• Directions for this task: Locate each line holding the string "Soglia" and copy it.

— start Task inputs —

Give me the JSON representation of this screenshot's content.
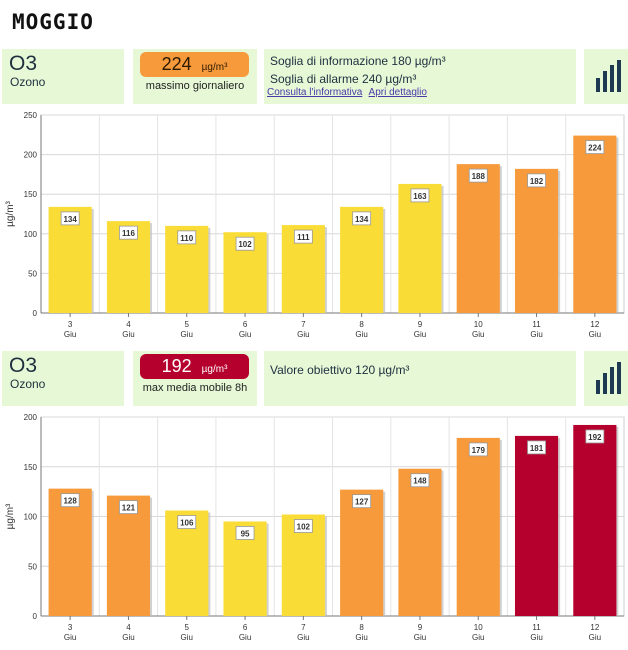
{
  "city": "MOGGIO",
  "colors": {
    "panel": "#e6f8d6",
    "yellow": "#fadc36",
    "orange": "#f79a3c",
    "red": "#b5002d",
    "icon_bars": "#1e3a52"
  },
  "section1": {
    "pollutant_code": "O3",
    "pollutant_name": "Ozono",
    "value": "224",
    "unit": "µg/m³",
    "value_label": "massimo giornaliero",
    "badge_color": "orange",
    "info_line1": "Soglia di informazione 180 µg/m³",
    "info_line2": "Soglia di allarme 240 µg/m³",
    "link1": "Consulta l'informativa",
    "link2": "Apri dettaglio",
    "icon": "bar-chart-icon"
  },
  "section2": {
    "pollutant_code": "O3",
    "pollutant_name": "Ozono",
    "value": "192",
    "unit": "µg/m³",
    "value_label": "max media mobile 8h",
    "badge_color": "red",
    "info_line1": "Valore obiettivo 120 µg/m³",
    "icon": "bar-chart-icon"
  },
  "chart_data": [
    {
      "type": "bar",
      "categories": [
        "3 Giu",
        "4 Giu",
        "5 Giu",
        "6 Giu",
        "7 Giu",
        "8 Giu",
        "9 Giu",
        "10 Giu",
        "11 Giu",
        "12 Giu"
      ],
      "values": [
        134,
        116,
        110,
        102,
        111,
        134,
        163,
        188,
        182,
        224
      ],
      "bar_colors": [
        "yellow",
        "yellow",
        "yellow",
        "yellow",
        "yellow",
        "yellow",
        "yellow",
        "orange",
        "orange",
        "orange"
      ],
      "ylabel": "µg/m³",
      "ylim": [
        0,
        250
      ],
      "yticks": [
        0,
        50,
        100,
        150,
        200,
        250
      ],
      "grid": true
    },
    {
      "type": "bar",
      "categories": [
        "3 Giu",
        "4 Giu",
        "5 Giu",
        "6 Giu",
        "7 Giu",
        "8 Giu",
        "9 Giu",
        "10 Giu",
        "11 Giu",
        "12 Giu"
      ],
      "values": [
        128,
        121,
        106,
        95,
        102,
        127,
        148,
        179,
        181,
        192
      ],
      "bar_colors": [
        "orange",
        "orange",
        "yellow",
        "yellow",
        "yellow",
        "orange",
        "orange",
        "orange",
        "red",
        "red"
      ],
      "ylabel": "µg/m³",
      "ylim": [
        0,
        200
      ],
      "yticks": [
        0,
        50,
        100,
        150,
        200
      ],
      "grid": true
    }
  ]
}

— end Task inputs —
— start Task inputs —

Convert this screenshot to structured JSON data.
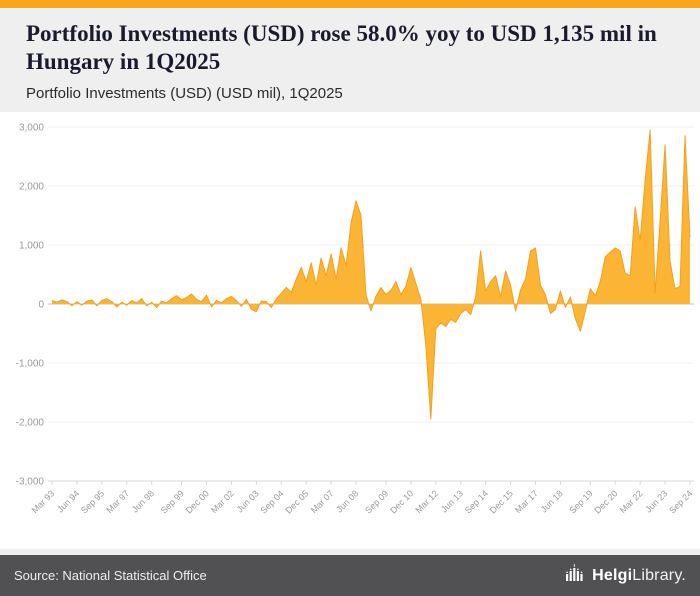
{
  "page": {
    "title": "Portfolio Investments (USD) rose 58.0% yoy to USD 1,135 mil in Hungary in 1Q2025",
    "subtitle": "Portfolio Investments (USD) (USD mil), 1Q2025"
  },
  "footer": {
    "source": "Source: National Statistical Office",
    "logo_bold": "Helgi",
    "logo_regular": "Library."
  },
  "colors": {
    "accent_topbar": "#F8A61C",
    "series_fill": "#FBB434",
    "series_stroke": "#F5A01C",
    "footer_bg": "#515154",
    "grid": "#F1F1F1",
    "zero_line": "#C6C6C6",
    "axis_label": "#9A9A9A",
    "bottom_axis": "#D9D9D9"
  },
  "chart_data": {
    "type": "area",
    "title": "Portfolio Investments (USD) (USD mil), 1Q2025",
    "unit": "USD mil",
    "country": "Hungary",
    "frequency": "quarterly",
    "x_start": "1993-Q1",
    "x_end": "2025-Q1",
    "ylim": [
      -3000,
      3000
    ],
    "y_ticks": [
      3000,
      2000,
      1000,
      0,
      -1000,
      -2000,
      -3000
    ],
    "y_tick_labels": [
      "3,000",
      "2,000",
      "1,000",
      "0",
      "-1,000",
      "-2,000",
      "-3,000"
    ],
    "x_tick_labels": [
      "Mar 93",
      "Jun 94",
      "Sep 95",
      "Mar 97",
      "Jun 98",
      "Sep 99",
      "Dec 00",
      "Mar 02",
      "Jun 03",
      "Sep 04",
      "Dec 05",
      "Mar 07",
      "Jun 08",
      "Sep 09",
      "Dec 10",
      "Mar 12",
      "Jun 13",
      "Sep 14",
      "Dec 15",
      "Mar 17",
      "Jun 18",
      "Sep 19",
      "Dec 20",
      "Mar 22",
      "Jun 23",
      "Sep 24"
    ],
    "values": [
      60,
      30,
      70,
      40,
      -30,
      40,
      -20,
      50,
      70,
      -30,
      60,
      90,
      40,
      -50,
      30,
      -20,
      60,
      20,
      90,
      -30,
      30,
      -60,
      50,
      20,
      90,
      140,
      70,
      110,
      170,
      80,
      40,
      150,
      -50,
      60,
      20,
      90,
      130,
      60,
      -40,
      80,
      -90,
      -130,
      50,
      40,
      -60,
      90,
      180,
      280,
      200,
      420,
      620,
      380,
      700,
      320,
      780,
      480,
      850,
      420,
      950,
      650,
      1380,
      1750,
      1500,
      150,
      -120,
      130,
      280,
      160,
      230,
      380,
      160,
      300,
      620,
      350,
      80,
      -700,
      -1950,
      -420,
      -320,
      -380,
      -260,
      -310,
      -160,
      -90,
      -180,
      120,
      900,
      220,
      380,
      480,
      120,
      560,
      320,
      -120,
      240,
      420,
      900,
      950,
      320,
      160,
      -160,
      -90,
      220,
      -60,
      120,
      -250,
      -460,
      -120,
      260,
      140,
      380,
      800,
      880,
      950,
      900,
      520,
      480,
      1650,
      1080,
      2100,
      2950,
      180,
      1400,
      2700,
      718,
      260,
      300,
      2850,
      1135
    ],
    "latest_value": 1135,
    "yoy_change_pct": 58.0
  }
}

— end Task inputs —

• Finished task:
    "info_line1": "Soglia di informazione 180 µg/m³",
    "info_line2": "Soglia di allarme 240 µg/m³",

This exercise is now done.